* [Problem statement]: Each entry needs to be restated exactly as written.

* [Material]:
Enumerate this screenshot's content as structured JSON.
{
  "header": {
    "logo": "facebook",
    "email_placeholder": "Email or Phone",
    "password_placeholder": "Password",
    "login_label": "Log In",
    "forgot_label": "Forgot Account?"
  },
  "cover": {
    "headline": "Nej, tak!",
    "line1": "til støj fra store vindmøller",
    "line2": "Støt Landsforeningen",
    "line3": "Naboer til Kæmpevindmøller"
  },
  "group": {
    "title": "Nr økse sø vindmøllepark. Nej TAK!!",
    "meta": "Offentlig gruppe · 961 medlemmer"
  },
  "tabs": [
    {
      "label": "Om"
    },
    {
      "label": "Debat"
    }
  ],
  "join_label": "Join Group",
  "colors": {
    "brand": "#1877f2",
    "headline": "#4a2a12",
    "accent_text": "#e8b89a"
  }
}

* [Task answer]:
Enumerate this screenshot's content as structured JSON.
{
  "header": {
    "logo": "facebook",
    "email_placeholder": "Email or Phone",
    "password_placeholder": "Password",
    "login_label": "Log In",
    "forgot_label": "Forgot Account?"
  },
  "cover": {
    "headline": "Nej, tak!",
    "line1": "til støj fra store vindmøller",
    "line2": "Støt Landsforeningen",
    "line3": "Naboer til Kæmpevindmøller"
  },
  "group": {
    "title": "Nr økse sø vindmøllepark. Nej TAK!!",
    "meta": "Offentlig gruppe · 961 medlemmer"
  },
  "tabs": [
    {
      "label": "Om"
    },
    {
      "label": "Debat"
    }
  ],
  "join_label": "Join Group",
  "colors": {
    "brand": "#1877f2",
    "headline": "#4a2a12",
    "accent_text": "#e8b89a"
  }
}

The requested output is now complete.